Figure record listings
· · · · · · ·
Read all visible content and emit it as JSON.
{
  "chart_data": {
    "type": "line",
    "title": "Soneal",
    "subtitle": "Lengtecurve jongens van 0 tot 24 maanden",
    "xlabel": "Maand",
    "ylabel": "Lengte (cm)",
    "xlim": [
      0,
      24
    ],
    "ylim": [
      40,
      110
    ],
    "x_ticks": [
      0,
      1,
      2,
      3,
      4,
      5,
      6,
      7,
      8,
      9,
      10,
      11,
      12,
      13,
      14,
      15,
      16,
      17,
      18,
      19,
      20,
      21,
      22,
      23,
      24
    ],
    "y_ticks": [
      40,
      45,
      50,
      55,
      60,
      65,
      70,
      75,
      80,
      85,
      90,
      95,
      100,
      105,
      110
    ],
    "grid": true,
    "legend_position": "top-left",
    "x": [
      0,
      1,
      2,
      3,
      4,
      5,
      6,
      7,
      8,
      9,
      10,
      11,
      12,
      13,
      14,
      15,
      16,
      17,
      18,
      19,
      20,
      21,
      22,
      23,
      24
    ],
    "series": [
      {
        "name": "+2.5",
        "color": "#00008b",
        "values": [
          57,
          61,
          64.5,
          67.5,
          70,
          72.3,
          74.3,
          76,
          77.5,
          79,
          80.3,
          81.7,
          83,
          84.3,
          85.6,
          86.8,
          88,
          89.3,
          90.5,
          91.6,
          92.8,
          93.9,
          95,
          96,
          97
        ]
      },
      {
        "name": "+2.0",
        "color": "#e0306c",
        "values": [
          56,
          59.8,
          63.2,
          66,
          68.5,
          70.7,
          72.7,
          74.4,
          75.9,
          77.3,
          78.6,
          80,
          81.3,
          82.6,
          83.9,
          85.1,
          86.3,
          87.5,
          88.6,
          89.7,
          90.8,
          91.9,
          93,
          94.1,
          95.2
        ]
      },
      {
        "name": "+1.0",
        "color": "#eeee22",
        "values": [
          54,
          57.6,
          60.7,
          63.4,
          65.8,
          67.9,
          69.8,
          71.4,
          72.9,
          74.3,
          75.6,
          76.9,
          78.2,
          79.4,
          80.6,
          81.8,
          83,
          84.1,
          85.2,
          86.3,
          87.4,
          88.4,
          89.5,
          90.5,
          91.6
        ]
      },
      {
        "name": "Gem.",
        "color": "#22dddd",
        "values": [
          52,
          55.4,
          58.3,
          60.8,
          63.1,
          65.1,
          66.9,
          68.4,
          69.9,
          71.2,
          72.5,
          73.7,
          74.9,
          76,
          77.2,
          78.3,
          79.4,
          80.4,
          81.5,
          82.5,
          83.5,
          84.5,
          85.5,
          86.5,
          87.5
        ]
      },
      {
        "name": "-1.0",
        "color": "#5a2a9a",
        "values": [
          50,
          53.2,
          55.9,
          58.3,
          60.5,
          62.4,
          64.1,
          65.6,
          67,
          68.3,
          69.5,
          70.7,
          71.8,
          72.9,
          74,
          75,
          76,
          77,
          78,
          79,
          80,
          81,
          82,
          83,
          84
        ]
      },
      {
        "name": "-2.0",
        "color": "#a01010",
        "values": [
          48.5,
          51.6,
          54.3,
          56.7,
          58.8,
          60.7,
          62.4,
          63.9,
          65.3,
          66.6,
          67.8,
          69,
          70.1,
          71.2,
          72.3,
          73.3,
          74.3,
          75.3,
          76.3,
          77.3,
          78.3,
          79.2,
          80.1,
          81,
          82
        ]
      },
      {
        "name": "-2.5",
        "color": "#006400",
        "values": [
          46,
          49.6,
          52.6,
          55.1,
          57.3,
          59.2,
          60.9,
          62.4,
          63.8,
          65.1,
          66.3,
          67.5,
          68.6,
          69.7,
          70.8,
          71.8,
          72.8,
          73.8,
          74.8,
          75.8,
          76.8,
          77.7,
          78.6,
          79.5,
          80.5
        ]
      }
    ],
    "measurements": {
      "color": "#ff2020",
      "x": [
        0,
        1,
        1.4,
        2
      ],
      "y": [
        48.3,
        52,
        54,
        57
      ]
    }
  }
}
· · · · · · ·
Go over the records above and tally the lines with the word "name" in them. Give the number alone.

*Result of this exercise*
7